** PROBLEM STATEMENT **
Return, unchanged, every line from the start of the records through the line containing "bookmark-chloe[interactable]: ◍ Chloe", including that line.

Labeled box records
********************
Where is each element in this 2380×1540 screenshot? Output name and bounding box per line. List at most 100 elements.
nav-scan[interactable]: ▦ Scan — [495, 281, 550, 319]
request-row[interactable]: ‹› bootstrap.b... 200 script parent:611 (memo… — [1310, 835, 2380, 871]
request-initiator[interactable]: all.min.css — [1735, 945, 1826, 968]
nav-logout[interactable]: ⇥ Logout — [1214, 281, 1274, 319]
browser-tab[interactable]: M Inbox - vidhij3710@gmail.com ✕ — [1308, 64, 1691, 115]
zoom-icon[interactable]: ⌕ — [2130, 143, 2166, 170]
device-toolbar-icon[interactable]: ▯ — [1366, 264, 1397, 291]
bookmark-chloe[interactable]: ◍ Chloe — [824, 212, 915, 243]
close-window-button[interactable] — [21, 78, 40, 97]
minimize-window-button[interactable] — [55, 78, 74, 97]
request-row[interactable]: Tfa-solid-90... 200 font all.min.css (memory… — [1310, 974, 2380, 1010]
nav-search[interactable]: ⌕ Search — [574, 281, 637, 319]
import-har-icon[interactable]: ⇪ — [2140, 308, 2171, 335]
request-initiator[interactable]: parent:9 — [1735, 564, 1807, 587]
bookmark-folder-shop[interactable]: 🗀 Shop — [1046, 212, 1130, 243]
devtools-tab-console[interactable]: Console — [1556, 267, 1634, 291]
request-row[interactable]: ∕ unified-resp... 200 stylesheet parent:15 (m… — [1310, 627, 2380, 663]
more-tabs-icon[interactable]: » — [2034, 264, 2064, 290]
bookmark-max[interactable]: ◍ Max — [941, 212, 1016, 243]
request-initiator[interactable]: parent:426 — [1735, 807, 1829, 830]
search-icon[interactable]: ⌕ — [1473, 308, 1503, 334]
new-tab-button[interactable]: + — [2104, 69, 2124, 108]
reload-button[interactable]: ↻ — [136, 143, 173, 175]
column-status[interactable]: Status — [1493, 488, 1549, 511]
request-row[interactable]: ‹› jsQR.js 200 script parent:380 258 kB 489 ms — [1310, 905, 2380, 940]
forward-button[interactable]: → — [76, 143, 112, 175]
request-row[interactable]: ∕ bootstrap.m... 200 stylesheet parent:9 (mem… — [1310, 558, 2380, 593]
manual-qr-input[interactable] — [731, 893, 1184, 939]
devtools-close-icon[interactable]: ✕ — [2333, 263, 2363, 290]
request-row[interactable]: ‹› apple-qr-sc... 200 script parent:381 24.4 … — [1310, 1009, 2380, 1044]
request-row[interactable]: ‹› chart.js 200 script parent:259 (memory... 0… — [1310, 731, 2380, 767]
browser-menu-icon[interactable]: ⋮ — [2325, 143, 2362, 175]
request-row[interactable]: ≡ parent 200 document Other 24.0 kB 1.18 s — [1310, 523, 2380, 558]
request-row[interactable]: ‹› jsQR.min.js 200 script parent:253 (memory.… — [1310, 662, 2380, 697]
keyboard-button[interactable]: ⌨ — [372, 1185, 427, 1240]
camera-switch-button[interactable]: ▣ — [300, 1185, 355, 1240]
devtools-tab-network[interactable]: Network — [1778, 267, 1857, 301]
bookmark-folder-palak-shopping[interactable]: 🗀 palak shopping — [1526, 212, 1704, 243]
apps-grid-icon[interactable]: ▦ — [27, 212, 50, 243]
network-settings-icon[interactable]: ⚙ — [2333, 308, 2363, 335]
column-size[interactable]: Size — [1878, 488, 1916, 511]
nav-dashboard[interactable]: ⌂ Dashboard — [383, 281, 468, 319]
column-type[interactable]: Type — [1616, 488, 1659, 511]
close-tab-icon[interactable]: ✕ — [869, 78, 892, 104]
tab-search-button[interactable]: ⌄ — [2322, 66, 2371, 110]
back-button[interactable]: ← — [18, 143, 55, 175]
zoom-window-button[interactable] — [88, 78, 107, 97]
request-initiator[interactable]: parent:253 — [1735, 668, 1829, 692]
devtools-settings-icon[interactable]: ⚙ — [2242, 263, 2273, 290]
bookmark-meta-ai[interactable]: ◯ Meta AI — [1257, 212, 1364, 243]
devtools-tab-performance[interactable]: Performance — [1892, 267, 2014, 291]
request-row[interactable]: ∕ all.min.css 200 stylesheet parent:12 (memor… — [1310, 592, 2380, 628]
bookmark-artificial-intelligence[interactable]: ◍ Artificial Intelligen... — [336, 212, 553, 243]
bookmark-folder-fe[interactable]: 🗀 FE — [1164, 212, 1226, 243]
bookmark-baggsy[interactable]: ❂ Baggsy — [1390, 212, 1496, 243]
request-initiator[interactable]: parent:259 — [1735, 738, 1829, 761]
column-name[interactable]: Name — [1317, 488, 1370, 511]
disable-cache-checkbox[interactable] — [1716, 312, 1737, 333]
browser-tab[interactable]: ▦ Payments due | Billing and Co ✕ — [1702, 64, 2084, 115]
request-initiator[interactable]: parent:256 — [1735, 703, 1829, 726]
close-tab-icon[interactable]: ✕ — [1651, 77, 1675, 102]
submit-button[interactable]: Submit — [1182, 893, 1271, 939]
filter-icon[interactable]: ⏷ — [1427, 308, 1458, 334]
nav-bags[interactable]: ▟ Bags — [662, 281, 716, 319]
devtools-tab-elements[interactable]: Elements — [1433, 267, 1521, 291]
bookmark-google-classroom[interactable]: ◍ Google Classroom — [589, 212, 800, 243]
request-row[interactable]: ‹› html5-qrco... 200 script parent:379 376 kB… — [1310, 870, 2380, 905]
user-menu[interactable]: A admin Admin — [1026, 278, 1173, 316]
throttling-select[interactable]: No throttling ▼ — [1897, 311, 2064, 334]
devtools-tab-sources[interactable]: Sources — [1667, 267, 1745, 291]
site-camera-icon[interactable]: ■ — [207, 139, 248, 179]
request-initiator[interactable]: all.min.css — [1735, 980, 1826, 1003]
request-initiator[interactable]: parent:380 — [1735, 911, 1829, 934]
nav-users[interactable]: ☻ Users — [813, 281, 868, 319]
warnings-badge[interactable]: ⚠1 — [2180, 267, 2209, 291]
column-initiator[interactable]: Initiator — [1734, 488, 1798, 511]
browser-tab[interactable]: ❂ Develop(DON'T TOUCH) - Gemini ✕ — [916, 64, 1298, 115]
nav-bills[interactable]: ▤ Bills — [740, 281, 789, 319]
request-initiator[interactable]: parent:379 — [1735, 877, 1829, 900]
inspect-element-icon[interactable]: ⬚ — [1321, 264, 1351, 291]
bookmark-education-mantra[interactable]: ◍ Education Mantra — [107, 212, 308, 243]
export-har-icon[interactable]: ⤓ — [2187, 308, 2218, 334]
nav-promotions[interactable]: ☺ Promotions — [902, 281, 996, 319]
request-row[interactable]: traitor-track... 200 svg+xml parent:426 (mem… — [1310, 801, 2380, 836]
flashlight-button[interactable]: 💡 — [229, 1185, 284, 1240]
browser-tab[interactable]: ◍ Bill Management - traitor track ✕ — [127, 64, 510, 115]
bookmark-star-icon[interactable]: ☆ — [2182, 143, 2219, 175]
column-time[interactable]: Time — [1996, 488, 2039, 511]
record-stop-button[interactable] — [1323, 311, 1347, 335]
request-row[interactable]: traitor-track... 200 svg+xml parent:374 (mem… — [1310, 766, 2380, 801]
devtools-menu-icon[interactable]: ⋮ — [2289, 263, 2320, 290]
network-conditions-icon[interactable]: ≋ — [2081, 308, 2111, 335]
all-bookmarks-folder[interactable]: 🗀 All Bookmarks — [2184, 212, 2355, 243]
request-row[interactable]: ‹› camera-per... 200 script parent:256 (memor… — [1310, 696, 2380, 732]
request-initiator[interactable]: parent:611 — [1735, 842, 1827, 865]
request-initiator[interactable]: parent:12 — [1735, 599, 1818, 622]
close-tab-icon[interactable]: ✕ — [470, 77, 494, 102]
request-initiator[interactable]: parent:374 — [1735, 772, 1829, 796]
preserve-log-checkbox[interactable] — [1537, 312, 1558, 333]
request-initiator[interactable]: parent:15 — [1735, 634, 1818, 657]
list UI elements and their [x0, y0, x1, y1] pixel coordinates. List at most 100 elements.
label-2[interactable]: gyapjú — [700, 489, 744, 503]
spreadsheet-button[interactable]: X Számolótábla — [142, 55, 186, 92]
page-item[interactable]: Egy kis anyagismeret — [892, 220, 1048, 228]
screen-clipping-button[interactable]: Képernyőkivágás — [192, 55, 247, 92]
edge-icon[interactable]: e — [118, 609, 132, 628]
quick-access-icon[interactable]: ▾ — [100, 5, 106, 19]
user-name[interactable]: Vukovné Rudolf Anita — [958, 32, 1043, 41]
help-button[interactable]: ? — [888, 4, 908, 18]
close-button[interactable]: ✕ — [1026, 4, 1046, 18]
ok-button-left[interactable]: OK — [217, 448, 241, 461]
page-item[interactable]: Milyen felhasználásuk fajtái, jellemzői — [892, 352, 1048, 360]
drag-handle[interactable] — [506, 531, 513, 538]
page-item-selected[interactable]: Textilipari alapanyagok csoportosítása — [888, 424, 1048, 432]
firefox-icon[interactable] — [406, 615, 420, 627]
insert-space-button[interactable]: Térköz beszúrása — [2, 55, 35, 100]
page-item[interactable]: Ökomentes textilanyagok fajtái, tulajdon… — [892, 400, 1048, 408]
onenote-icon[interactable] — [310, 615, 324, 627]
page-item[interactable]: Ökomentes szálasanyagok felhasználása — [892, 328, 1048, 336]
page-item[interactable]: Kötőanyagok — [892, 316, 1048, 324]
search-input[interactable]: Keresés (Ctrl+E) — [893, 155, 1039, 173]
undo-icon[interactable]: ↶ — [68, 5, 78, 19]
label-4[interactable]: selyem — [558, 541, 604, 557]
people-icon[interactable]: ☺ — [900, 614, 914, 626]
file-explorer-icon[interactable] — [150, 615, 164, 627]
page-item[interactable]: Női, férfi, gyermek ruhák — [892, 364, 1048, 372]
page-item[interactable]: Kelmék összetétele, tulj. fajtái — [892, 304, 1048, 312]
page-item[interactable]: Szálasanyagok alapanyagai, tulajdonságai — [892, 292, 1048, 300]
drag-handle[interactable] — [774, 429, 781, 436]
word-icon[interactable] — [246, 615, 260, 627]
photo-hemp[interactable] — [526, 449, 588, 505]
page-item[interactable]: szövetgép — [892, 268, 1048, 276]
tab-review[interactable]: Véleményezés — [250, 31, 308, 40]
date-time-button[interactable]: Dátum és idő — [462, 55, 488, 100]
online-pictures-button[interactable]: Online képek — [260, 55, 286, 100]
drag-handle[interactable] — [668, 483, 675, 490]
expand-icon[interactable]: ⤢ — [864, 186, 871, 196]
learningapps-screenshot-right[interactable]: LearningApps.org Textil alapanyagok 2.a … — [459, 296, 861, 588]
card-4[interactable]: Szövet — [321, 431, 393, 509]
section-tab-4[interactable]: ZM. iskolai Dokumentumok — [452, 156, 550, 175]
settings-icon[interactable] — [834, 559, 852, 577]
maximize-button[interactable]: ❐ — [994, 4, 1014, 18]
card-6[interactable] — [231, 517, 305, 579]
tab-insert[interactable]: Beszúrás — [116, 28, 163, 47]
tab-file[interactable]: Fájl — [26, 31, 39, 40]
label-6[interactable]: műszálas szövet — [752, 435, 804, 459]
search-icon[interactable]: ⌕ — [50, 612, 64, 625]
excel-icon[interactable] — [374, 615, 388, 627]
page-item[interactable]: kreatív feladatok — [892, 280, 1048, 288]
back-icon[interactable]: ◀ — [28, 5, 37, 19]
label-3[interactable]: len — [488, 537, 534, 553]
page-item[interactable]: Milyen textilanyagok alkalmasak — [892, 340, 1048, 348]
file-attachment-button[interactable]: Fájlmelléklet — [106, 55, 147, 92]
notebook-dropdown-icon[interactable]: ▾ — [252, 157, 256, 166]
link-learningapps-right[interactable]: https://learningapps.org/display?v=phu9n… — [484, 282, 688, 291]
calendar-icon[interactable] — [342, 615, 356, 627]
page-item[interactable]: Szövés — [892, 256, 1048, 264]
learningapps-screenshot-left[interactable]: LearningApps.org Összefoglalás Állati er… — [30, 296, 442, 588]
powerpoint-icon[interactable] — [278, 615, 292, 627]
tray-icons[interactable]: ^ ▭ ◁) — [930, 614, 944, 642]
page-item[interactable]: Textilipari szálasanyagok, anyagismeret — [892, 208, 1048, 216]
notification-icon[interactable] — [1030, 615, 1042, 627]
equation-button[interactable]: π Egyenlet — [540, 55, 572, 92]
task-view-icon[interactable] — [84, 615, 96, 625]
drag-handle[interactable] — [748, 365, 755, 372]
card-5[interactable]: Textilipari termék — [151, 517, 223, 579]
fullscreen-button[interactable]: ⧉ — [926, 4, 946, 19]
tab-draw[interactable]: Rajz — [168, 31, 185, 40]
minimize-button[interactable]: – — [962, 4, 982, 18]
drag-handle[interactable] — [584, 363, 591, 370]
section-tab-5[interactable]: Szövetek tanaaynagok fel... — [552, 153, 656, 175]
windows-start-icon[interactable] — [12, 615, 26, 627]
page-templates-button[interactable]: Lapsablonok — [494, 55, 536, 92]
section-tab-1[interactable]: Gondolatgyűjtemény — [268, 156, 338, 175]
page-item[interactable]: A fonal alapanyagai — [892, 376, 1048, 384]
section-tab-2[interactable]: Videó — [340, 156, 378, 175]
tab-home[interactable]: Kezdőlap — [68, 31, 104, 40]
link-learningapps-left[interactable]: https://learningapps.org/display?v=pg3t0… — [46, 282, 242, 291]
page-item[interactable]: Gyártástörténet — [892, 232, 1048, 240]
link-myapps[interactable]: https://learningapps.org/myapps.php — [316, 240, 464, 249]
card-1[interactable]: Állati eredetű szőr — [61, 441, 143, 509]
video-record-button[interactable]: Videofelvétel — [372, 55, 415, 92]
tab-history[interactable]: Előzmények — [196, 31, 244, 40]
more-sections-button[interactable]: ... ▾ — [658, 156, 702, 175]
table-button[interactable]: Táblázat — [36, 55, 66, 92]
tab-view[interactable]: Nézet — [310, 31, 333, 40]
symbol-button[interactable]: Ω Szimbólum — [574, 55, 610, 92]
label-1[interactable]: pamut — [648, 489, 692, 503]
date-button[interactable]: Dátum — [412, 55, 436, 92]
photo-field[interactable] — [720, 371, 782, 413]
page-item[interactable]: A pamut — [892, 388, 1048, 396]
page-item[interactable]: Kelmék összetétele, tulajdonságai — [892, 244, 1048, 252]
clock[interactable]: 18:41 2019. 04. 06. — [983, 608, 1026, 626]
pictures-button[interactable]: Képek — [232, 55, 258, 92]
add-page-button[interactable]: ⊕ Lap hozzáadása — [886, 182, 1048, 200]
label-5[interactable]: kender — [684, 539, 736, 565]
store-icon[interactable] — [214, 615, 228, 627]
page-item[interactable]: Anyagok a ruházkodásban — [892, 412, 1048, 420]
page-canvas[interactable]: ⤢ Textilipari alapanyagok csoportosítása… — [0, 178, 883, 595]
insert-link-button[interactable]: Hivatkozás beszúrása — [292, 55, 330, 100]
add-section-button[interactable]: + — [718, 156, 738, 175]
********************
** ANSWER TO THIS EXERCISE **
Where is each element in this 2380×1540 screenshot? Output name and bounding box per line. List at most 100 elements.
nav-scan[interactable]: ▦ Scan — [495, 281, 550, 319]
request-row[interactable]: ‹› bootstrap.b... 200 script parent:611 (memo… — [1310, 835, 2380, 871]
request-initiator[interactable]: all.min.css — [1735, 945, 1826, 968]
nav-logout[interactable]: ⇥ Logout — [1214, 281, 1274, 319]
browser-tab[interactable]: M Inbox - vidhij3710@gmail.com ✕ — [1308, 64, 1691, 115]
zoom-icon[interactable]: ⌕ — [2130, 143, 2166, 170]
device-toolbar-icon[interactable]: ▯ — [1366, 264, 1397, 291]
bookmark-chloe[interactable]: ◍ Chloe — [824, 212, 915, 243]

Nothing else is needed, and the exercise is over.